◆ Passage to read
################
Re: [pcre-dev] Capture not reset inside recursion

2021-06-06 Thread Giuseppe D'Angelo via Pcre-dev
Hi ND,

On Sun, 6 Jun 2021 at 16:09, ND via Pcre-dev  wrote:
>
>
> On 2021-06-06 05:53, Zoltán Herczeg wrote:
> > ND I think you have found a pretty nice Perl bug, maybe you could report
> > it to them.
>
> Zoltan, thank you for great investigation.
> Now I sure it looks like a Perl bug.
>
> Everybody feel free to report it. My English is bad and I have much
> difficulties with reporting and further conversation.

I've done it here https://github.com/Perl/perl5/issues/18865 . Kudos
to you and Zoltán for the analysis, and thank you very much for
contributing to Perl and PCRE :)

Cheers,
-- 
Giuseppe D'Angelo

-- 
## List details at https://lists.exim.org/mailman/listinfo/pcre-dev 


Re: [pcre-dev] Capture not reset inside recursion

2021-06-06 Thread ND via Pcre-dev


On 2021-06-06 05:53, Zoltán Herczeg wrote:
ND I think you have found a pretty nice Perl bug, maybe you could report  
it to them.


Zoltan, thank you for great investigation.
Now I sure it looks like a Perl bug.

Everybody feel free to report it. My English is bad and I have much  
difficulties with reporting and further conversation.


--
## List details at https://lists.exim.org/mailman/listinfo/pcre-dev 


Re: [pcre-dev] Capture not reset inside recursion

2021-06-06 Thread Philip Hazel via Pcre-dev
I agree with Zoltan. I do not think this is a bug.

Regards,
Philip


On Sat, 5 Jun 2021 at 23:43, ND via Pcre-dev  wrote:

>
> Here is pcretest listing:
>
>
> PCRE2 version 10.35 2020-05-09
> /(?:(a)?\1)+/
> aaa
>   0: aaa
>
>
> Expected result:
>   0: aa
>
> Perl result:
>   0: aa
>
> --
> ## List details at https://lists.exim.org/mailman/listinfo/pcre-dev
>
-- 
## List details at https://lists.exim.org/mailman/listinfo/pcre-dev 


Re: [pcre-dev] Capture not reset inside recursion

2021-06-06 Thread Zoltán Herczeg
I did more investigation:

Perl:
/(?:(?:(a)b)?\1)+/ matches abaa
/(?:(?:(ab))?\1)+/ does not match ababab

These pattern / input pairs match in PCRE2. I am pretty sure (?:(P))? is 
rewritten to ((?:P)?) in Perl, which is valid in some cases, but not in all 
cases. ND I think you have found a pretty nice Perl bug, maybe you could report 
it to them.
################
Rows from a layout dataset
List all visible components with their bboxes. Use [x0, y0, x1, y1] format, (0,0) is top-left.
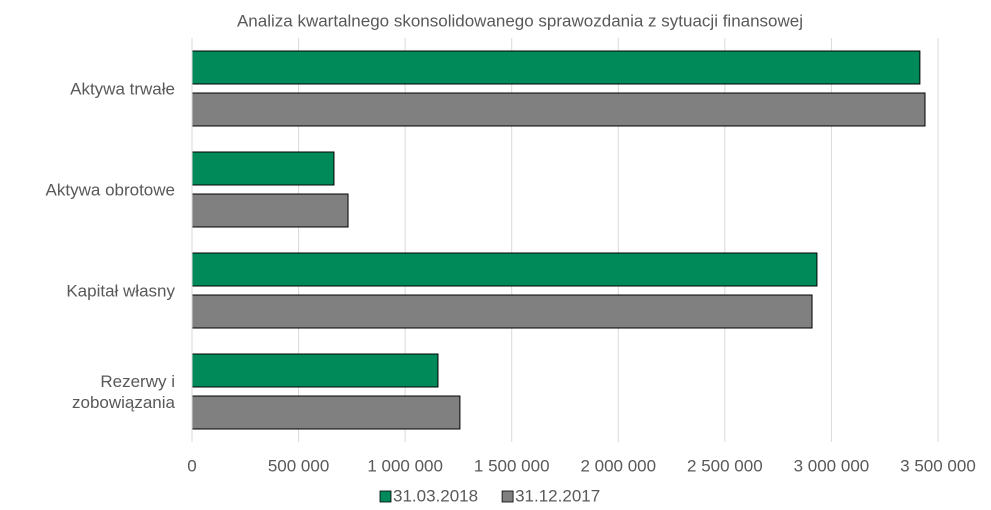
legend-label: 31.12.2017: [515, 486, 600, 505]
x-tick-label: 2 000 000: [580, 456, 656, 475]
x-tick-label: 0: [187, 456, 196, 475]
y-tick-label: Kapitał własny: [66, 281, 175, 300]
y-tick-label: Aktywa obrotowe: [45, 180, 175, 199]
x-tick-label: 3 000 000: [794, 456, 870, 475]
x-tick-label: 1 500 000: [474, 456, 550, 475]
bar: [191, 92, 926, 127]
x-tick-label: 500 000: [268, 456, 329, 475]
x-tick-label: 2 500 000: [687, 456, 763, 475]
x-tick-label: 3 500 000: [900, 456, 976, 475]
bar: [191, 353, 439, 388]
legend-swatch: [501, 490, 514, 503]
chart-title: Analiza kwartalnego skonsolidowanego spr…: [237, 11, 803, 30]
y-tick-label: Rezerwy i zobowiązania: [71, 371, 175, 412]
legend-swatch: [379, 490, 392, 503]
bar: [191, 193, 349, 228]
bar: [191, 395, 461, 430]
legend-label: 31.03.2018: [393, 486, 478, 505]
bar: [191, 151, 335, 186]
bar: [191, 50, 921, 85]
x-tick-label: 1 000 000: [367, 456, 443, 475]
bar: [191, 294, 813, 329]
y-tick-label: Aktywa trwałe: [70, 79, 175, 98]
bar: [191, 252, 818, 287]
################
List the people who sent messages in the mailing-list thread about captures not resetting inside recursion, using the names shown on the "Thread" lines. You won't need the listing for this.

- Giuseppe D'Angelo
- ND
- Philip Hazel
- Zoltán Herczeg